(Extracted records)
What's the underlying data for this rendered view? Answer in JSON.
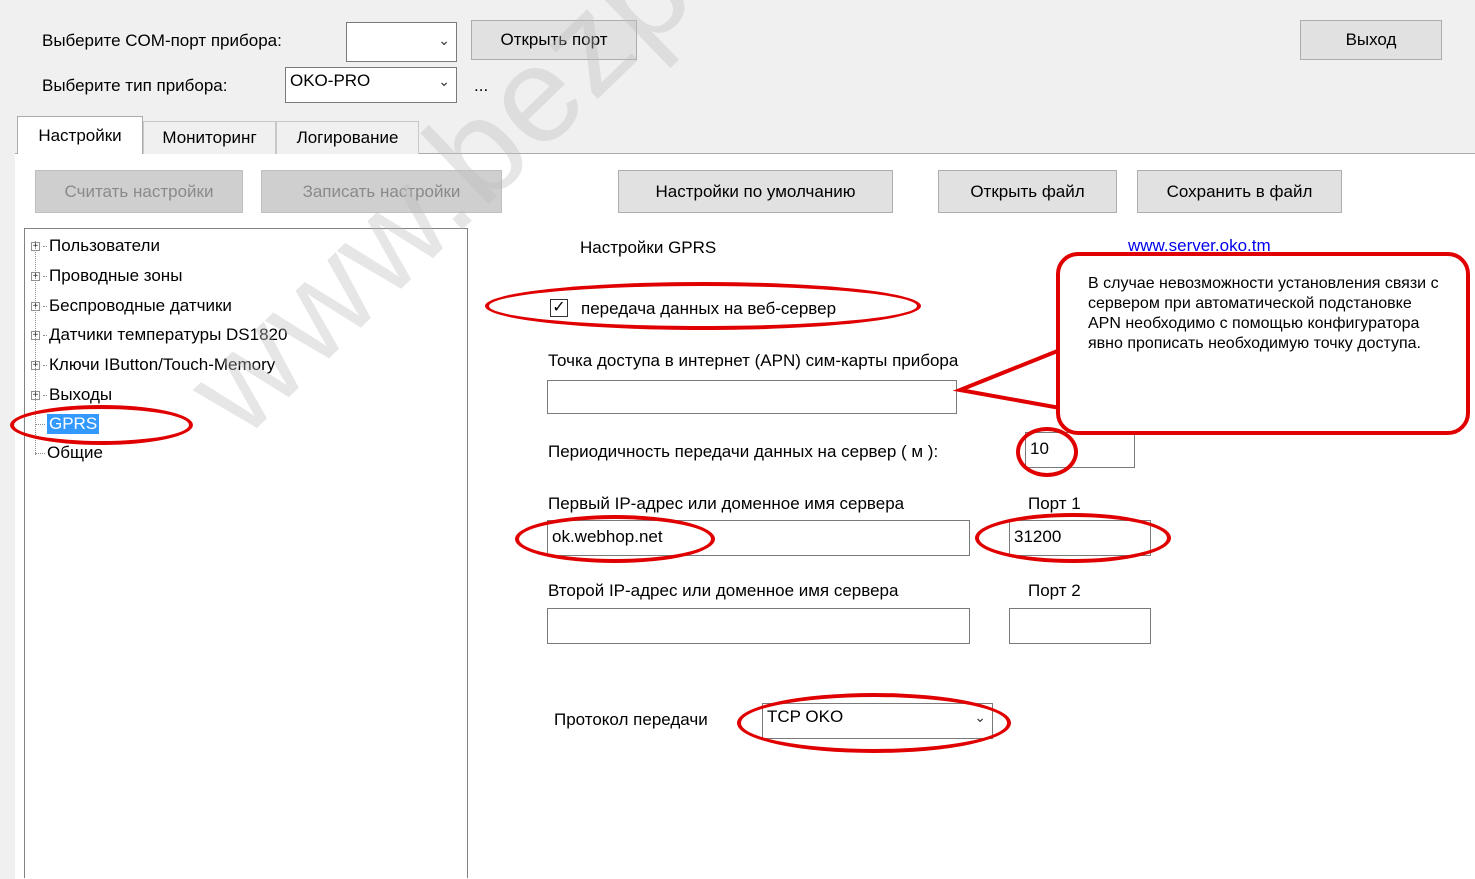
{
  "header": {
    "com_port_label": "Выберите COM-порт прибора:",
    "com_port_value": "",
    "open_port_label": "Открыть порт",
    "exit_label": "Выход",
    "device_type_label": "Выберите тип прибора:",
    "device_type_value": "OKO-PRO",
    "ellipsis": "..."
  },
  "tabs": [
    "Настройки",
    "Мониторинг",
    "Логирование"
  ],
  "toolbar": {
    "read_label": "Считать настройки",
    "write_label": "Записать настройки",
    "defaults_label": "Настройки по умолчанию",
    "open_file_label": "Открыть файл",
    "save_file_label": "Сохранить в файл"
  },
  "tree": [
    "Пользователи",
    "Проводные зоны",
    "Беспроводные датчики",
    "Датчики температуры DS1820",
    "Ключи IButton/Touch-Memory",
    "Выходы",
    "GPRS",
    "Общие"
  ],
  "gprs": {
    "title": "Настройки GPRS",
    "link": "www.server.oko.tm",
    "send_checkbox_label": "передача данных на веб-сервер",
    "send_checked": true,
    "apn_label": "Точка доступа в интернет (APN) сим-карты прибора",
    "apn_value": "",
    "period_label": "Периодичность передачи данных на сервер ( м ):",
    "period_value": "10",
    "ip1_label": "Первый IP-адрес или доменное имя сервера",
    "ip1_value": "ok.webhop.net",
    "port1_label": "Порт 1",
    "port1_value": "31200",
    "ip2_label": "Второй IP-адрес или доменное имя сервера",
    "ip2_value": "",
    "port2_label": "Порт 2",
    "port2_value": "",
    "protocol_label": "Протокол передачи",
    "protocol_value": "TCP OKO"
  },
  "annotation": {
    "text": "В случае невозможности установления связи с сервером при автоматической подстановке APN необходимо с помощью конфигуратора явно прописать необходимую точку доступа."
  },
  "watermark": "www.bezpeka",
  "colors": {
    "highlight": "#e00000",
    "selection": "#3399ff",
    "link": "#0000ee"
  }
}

• _EXERCISE DIRECTIONS_
Transcribe every record above exactly, leaving out the pictures.

• _TASK SOLUTION_
What's the underlying data for this rendered view? Answer in JSON.
{
  "header": {
    "com_port_label": "Выберите COM-порт прибора:",
    "com_port_value": "",
    "open_port_label": "Открыть порт",
    "exit_label": "Выход",
    "device_type_label": "Выберите тип прибора:",
    "device_type_value": "OKO-PRO",
    "ellipsis": "..."
  },
  "tabs": [
    "Настройки",
    "Мониторинг",
    "Логирование"
  ],
  "toolbar": {
    "read_label": "Считать настройки",
    "write_label": "Записать настройки",
    "defaults_label": "Настройки по умолчанию",
    "open_file_label": "Открыть файл",
    "save_file_label": "Сохранить в файл"
  },
  "tree": [
    "Пользователи",
    "Проводные зоны",
    "Беспроводные датчики",
    "Датчики температуры DS1820",
    "Ключи IButton/Touch-Memory",
    "Выходы",
    "GPRS",
    "Общие"
  ],
  "gprs": {
    "title": "Настройки GPRS",
    "link": "www.server.oko.tm",
    "send_checkbox_label": "передача данных на веб-сервер",
    "send_checked": true,
    "apn_label": "Точка доступа в интернет (APN) сим-карты прибора",
    "apn_value": "",
    "period_label": "Периодичность передачи данных на сервер ( м ):",
    "period_value": "10",
    "ip1_label": "Первый IP-адрес или доменное имя сервера",
    "ip1_value": "ok.webhop.net",
    "port1_label": "Порт 1",
    "port1_value": "31200",
    "ip2_label": "Второй IP-адрес или доменное имя сервера",
    "ip2_value": "",
    "port2_label": "Порт 2",
    "port2_value": "",
    "protocol_label": "Протокол передачи",
    "protocol_value": "TCP OKO"
  },
  "annotation": {
    "text": "В случае невозможности установления связи с сервером при автоматической подстановке APN необходимо с помощью конфигуратора явно прописать необходимую точку доступа."
  },
  "watermark": "www.bezpeka",
  "colors": {
    "highlight": "#e00000",
    "selection": "#3399ff",
    "link": "#0000ee"
  }
}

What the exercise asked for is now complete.